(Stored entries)
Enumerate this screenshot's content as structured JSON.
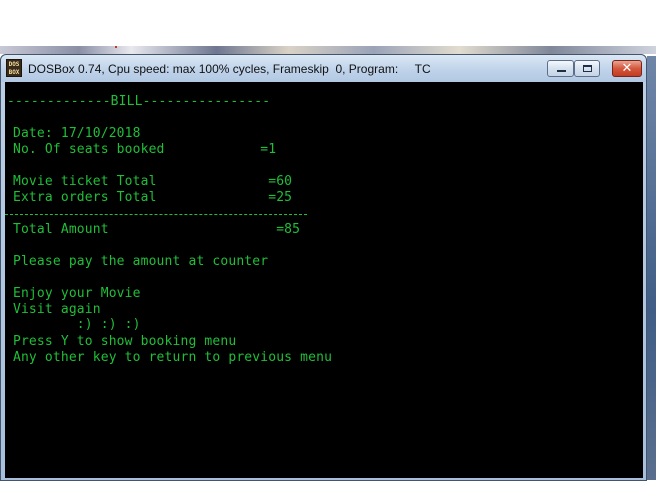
{
  "window": {
    "title": "DOSBox 0.74, Cpu speed: max 100% cycles, Frameskip  0, Program:     TC",
    "icon_label": "DOS BOX",
    "icon_name": "dosbox-icon",
    "controls": {
      "minimize": "minimize-icon",
      "maximize": "maximize-icon",
      "close": "✕"
    }
  },
  "colors": {
    "console_text": "#1fbf38",
    "console_background": "#000000"
  },
  "bill": {
    "heading": "--------------BILL----------------",
    "date_line": " Date: 17/10/2018",
    "seats_line": " No. Of seats booked            =1",
    "movie_total_line": " Movie ticket Total              =60",
    "extra_orders_line": " Extra orders Total              =25",
    "total_line": " Total Amount                     =85",
    "pay_line": " Please pay the amount at counter",
    "enjoy_line": " Enjoy your Movie",
    "visit_line": " Visit again",
    "smiley_line": "         :) :) :)",
    "press_y_line": " Press Y to show booking menu",
    "other_key_line": " Any other key to return to previous menu"
  }
}
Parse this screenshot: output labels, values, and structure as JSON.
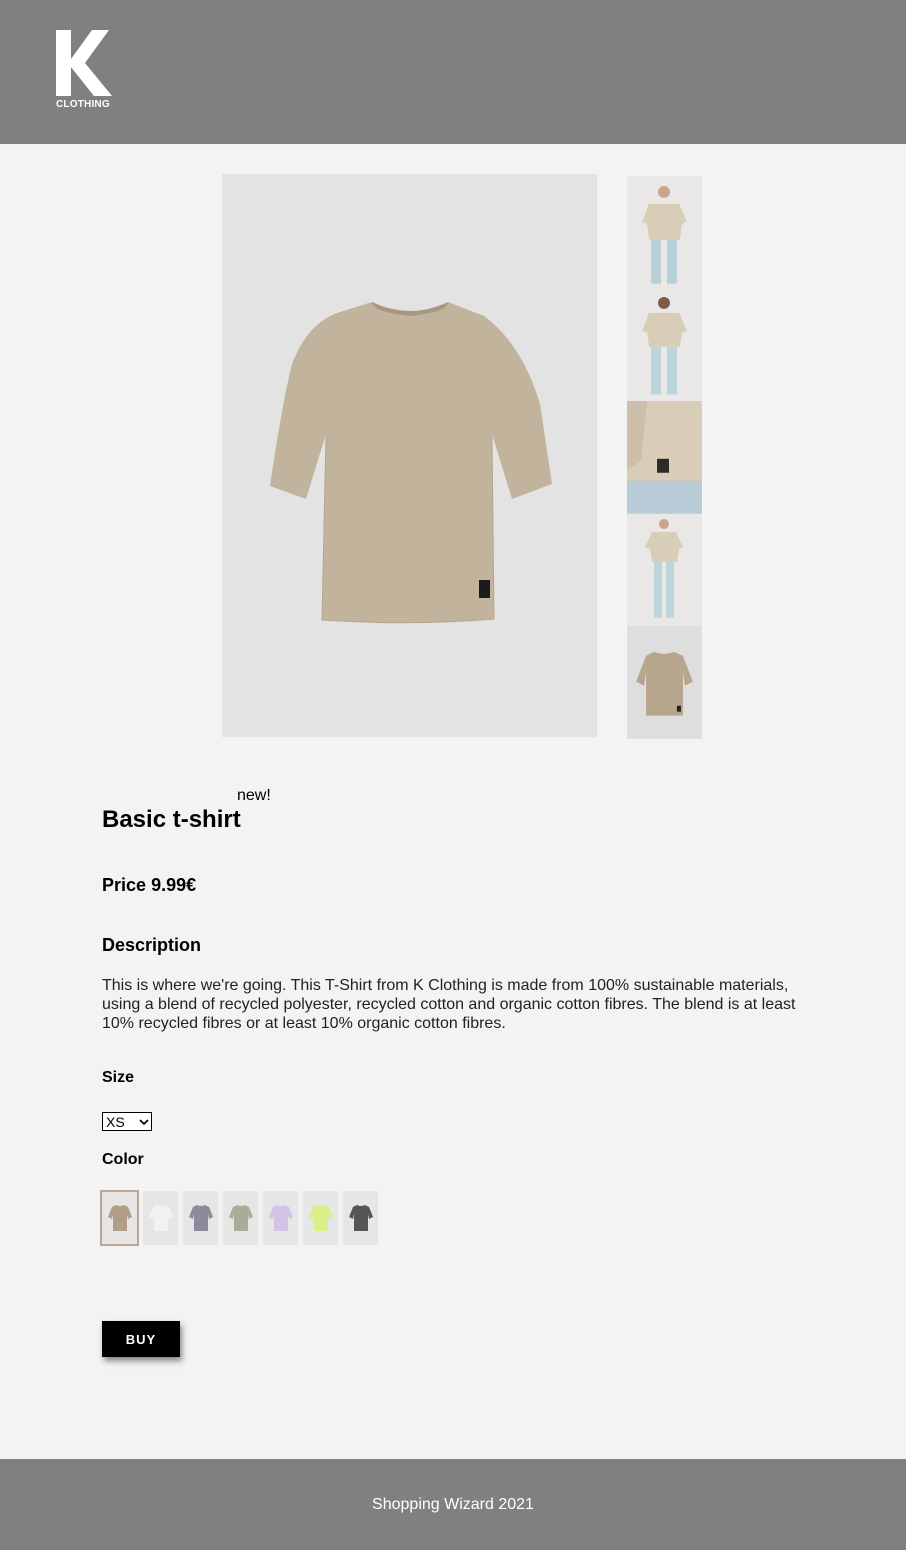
{
  "header": {
    "logo_letter": "K",
    "logo_text": "CLOTHING",
    "background_color": "#808080"
  },
  "gallery": {
    "main_image": "beige-tshirt-flatlay",
    "thumbnails": [
      "model-front-view",
      "model-back-view",
      "sleeve-detail-view",
      "model-full-view",
      "tshirt-flatlay"
    ]
  },
  "product": {
    "badge": "new!",
    "title": "Basic t-shirt",
    "price_label": "Price",
    "price_value": "9.99€",
    "description_heading": "Description",
    "description": "This is where we're going. This T-Shirt from K Clothing  is made from 100% sustainable materials, using a blend of recycled polyester, recycled cotton and organic cotton fibres. The blend is at least 10% recycled fibres or at least 10% organic cotton fibres.",
    "size_heading": "Size",
    "size_selected": "XS",
    "color_heading": "Color",
    "colors": [
      {
        "name": "beige",
        "hex": "#b19e87",
        "selected": true
      },
      {
        "name": "white",
        "hex": "#f1f1f1",
        "selected": false
      },
      {
        "name": "grey-lilac",
        "hex": "#8d8a99",
        "selected": false
      },
      {
        "name": "sage",
        "hex": "#a6ad98",
        "selected": false
      },
      {
        "name": "lavender",
        "hex": "#d3c3e6",
        "selected": false
      },
      {
        "name": "lime",
        "hex": "#d9ef8a",
        "selected": false
      },
      {
        "name": "charcoal",
        "hex": "#555555",
        "selected": false
      }
    ],
    "buy_label": "BUY"
  },
  "footer": {
    "text": "Shopping Wizard 2021"
  }
}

* [The exercise]: Quote the material in full and exactly; do not carry over its pictures.

* [Response below]:
Enumerate this screenshot's content as structured JSON.
{
  "window": {
    "title": "DOSBox 0.74, Cpu speed: max 100% cycles, Frameskip  0, Program:     TC",
    "icon_label": "DOS BOX",
    "icon_name": "dosbox-icon",
    "controls": {
      "minimize": "minimize-icon",
      "maximize": "maximize-icon",
      "close": "✕"
    }
  },
  "colors": {
    "console_text": "#1fbf38",
    "console_background": "#000000"
  },
  "bill": {
    "heading": "--------------BILL----------------",
    "date_line": " Date: 17/10/2018",
    "seats_line": " No. Of seats booked            =1",
    "movie_total_line": " Movie ticket Total              =60",
    "extra_orders_line": " Extra orders Total              =25",
    "total_line": " Total Amount                     =85",
    "pay_line": " Please pay the amount at counter",
    "enjoy_line": " Enjoy your Movie",
    "visit_line": " Visit again",
    "smiley_line": "         :) :) :)",
    "press_y_line": " Press Y to show booking menu",
    "other_key_line": " Any other key to return to previous menu"
  }
}
Parse this screenshot: output labels, values, and structure as JSON.
{
  "header": {
    "logo_letter": "K",
    "logo_text": "CLOTHING",
    "background_color": "#808080"
  },
  "gallery": {
    "main_image": "beige-tshirt-flatlay",
    "thumbnails": [
      "model-front-view",
      "model-back-view",
      "sleeve-detail-view",
      "model-full-view",
      "tshirt-flatlay"
    ]
  },
  "product": {
    "badge": "new!",
    "title": "Basic t-shirt",
    "price_label": "Price",
    "price_value": "9.99€",
    "description_heading": "Description",
    "description": "This is where we're going. This T-Shirt from K Clothing  is made from 100% sustainable materials, using a blend of recycled polyester, recycled cotton and organic cotton fibres. The blend is at least 10% recycled fibres or at least 10% organic cotton fibres.",
    "size_heading": "Size",
    "size_selected": "XS",
    "color_heading": "Color",
    "colors": [
      {
        "name": "beige",
        "hex": "#b19e87",
        "selected": true
      },
      {
        "name": "white",
        "hex": "#f1f1f1",
        "selected": false
      },
      {
        "name": "grey-lilac",
        "hex": "#8d8a99",
        "selected": false
      },
      {
        "name": "sage",
        "hex": "#a6ad98",
        "selected": false
      },
      {
        "name": "lavender",
        "hex": "#d3c3e6",
        "selected": false
      },
      {
        "name": "lime",
        "hex": "#d9ef8a",
        "selected": false
      },
      {
        "name": "charcoal",
        "hex": "#555555",
        "selected": false
      }
    ],
    "buy_label": "BUY"
  },
  "footer": {
    "text": "Shopping Wizard 2021"
  }
}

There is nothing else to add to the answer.